■ STATED GOAL ■
Copy each line below that contains "Delay".

>> start

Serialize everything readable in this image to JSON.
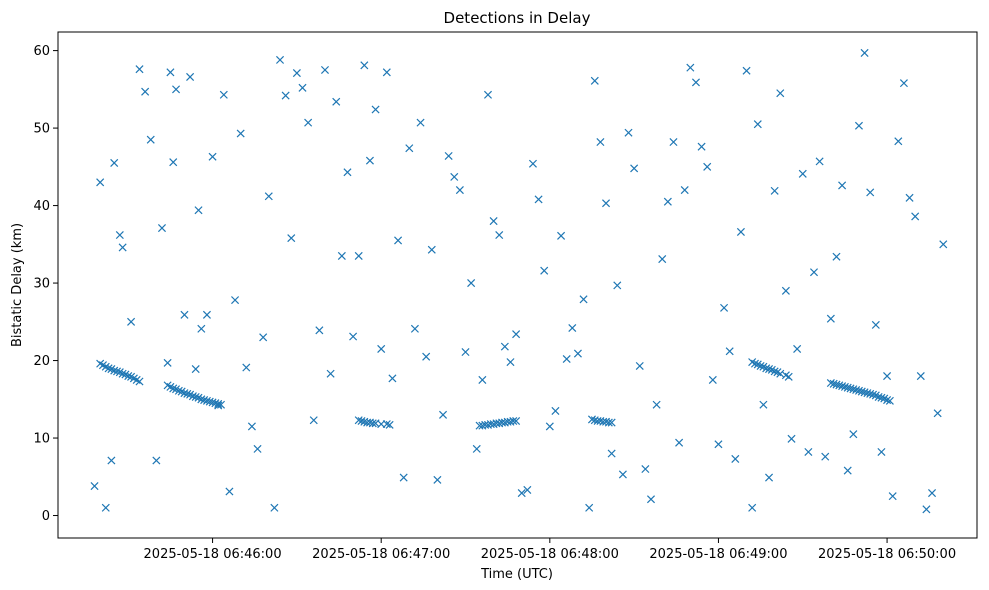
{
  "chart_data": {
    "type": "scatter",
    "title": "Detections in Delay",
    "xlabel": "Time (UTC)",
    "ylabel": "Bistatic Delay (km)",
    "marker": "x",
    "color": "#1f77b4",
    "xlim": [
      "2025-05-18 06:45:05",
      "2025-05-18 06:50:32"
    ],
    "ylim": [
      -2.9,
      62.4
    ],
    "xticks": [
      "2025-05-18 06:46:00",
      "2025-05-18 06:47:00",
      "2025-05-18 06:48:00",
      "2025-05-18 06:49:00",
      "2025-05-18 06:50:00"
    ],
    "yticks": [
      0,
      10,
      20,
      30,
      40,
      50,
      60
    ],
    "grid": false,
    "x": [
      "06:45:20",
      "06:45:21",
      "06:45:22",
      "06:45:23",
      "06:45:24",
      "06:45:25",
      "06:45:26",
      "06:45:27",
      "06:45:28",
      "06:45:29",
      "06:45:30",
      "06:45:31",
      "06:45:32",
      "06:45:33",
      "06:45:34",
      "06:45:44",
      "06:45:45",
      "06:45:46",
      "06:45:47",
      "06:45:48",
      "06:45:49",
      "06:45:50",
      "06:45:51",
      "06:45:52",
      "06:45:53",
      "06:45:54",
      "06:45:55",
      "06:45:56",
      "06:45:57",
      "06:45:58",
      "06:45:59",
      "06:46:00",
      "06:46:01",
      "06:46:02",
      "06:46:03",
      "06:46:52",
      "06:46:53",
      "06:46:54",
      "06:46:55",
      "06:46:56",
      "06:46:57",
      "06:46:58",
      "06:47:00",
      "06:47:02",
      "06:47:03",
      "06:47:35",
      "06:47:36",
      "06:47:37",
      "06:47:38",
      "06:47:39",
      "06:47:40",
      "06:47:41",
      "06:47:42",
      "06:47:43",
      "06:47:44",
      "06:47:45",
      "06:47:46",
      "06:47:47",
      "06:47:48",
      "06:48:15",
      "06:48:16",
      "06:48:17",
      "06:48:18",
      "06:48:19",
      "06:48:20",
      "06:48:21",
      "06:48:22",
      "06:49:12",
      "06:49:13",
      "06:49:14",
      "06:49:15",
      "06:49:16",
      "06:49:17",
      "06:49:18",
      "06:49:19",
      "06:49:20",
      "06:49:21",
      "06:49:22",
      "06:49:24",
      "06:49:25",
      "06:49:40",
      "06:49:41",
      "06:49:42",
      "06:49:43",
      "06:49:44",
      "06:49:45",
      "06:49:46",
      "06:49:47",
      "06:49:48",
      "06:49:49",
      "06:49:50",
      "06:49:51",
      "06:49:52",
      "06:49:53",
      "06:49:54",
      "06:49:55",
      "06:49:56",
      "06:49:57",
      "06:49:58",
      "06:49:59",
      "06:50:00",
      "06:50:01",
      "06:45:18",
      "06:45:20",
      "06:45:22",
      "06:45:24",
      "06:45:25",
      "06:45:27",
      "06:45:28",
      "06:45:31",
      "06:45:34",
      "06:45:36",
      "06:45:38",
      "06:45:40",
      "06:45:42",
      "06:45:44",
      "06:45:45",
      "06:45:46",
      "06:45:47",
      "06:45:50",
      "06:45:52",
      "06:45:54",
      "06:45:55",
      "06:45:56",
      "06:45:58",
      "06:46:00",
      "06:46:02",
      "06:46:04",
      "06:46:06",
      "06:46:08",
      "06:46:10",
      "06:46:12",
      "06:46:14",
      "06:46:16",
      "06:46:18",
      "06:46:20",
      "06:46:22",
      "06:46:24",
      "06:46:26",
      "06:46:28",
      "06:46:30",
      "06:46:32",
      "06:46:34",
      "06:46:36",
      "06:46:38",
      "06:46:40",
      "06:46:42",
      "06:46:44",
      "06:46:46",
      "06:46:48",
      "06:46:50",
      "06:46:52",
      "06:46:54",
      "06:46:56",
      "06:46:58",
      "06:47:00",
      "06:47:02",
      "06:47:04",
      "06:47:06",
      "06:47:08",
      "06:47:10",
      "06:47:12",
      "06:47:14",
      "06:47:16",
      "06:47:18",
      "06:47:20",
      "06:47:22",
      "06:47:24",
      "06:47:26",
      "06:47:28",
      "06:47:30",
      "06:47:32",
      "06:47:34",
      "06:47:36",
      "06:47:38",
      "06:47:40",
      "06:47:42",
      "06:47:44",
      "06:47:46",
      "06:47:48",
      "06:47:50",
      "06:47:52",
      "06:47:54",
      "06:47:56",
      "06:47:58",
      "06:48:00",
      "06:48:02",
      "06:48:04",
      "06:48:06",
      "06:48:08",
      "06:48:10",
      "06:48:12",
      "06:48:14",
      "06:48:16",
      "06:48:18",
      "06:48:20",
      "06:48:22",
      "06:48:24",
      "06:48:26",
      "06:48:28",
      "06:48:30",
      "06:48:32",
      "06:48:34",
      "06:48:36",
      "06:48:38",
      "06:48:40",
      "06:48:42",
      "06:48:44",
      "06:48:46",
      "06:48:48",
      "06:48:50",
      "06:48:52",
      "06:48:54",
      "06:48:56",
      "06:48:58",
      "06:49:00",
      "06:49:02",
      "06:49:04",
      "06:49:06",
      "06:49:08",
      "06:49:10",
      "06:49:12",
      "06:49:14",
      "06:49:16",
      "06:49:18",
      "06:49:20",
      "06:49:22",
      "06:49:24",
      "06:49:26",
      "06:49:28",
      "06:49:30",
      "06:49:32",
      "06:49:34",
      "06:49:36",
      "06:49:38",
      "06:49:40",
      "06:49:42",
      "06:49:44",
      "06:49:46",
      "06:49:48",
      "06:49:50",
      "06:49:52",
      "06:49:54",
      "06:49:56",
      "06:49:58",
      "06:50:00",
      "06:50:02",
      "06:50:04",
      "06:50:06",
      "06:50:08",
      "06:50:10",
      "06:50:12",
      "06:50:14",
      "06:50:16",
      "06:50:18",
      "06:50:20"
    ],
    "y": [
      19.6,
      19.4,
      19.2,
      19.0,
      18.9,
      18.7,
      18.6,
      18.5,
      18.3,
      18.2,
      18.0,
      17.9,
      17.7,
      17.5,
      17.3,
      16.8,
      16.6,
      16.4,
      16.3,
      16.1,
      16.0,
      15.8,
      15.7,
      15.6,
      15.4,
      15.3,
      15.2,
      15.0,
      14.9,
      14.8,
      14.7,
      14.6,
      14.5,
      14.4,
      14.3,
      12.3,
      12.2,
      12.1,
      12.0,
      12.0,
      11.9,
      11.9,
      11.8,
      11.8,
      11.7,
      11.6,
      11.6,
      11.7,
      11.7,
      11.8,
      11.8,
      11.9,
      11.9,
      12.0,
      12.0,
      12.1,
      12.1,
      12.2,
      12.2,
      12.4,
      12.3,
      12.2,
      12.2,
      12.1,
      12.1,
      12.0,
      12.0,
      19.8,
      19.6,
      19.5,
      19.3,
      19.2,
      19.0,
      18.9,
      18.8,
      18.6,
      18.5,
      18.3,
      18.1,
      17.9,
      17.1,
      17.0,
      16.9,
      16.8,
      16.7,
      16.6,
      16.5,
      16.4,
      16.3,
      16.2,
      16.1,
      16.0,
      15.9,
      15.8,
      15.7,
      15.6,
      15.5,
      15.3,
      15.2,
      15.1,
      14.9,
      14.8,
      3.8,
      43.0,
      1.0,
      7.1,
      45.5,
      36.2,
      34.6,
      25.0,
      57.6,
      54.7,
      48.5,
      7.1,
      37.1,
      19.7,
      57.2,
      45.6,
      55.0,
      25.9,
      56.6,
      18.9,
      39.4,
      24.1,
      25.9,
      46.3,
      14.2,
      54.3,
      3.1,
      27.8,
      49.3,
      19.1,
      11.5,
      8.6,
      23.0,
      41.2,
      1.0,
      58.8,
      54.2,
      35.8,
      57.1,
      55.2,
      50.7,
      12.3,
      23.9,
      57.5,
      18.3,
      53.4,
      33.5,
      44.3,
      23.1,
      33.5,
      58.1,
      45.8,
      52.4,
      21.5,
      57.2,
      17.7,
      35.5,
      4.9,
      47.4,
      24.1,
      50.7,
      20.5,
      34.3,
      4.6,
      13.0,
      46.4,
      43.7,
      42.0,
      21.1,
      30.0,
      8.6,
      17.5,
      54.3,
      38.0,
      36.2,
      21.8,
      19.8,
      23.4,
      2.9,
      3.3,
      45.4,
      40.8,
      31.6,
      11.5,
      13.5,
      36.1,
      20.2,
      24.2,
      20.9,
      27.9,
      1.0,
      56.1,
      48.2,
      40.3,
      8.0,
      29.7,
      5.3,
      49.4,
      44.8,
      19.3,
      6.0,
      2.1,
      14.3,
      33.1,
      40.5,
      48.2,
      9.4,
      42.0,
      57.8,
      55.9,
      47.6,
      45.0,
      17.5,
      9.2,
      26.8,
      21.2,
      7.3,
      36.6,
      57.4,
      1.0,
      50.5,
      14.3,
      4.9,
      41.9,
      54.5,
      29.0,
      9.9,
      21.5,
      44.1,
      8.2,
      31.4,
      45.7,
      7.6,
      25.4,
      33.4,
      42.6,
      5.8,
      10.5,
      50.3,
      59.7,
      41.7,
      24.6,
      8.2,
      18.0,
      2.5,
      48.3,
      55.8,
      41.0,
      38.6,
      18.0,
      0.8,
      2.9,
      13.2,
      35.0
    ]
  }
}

>> end

■ SOLUTION ■
    "title": "Detections in Delay",
    "ylabel": "Bistatic Delay (km)",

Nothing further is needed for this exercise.